● Task objective:
Identify all lines of the data containing the string "ffffff" and copy them.

● The records:
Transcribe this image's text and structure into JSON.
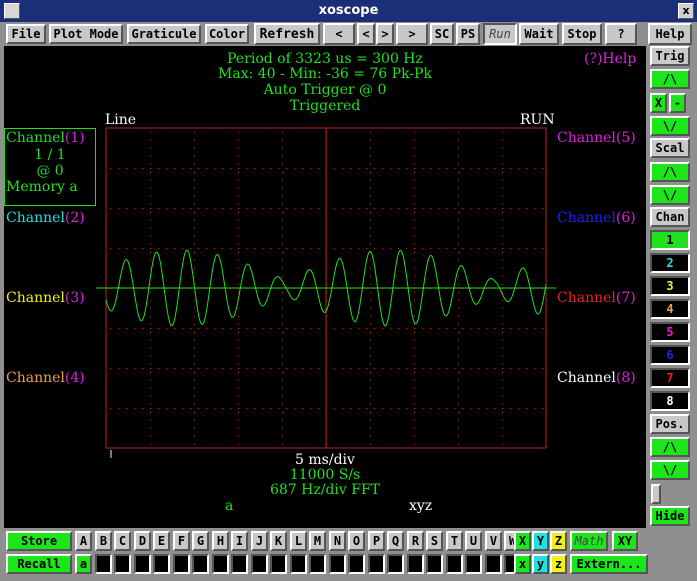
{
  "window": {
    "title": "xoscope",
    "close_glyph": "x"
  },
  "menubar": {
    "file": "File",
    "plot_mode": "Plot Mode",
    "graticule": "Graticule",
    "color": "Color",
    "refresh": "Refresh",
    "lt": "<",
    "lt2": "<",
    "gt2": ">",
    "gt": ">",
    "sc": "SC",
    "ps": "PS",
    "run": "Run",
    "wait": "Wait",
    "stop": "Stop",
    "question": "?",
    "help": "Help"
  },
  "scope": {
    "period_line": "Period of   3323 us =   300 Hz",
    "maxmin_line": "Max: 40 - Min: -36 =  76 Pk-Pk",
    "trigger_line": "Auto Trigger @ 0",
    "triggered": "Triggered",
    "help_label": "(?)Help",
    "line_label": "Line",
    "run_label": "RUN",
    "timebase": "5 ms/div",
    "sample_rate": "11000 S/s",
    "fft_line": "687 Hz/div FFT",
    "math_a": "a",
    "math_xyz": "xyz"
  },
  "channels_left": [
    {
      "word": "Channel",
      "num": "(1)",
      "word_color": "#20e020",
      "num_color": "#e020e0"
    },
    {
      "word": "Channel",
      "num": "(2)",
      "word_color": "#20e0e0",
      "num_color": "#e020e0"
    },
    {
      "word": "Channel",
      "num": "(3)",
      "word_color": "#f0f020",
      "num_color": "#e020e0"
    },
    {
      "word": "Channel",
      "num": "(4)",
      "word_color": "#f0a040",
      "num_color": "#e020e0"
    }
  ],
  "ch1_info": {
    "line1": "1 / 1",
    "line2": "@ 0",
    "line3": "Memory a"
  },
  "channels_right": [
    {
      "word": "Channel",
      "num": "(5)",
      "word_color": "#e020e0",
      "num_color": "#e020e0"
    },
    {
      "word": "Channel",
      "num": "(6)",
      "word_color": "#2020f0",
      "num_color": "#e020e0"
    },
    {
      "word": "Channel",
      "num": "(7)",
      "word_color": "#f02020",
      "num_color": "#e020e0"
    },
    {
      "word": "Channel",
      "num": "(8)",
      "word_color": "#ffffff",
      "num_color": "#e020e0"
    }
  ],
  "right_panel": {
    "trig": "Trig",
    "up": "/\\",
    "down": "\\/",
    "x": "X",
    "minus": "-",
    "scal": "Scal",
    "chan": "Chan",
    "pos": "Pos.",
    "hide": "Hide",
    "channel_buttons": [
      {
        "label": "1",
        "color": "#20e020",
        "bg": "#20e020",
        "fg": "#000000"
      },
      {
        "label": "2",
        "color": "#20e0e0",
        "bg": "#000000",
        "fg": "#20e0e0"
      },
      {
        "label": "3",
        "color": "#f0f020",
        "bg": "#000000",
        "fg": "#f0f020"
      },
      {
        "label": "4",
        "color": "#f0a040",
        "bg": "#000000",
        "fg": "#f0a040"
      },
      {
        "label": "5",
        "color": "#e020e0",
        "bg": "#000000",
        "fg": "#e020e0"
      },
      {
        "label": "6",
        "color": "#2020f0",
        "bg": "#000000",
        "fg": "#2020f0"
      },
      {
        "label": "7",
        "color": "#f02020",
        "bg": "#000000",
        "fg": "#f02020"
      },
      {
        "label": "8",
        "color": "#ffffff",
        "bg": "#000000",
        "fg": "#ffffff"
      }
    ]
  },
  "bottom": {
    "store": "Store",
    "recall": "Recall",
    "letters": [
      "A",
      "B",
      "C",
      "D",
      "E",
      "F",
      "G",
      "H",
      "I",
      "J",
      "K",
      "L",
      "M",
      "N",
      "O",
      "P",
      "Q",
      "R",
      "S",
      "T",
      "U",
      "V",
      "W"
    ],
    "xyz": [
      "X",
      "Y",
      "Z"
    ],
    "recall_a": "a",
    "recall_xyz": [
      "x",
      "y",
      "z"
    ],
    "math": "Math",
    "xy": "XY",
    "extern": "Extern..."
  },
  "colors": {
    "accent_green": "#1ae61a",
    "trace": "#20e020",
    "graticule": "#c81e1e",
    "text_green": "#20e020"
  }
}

● Answer in full:
      "word_color": "#ffffff",
        "color": "#ffffff",
        "fg": "#ffffff"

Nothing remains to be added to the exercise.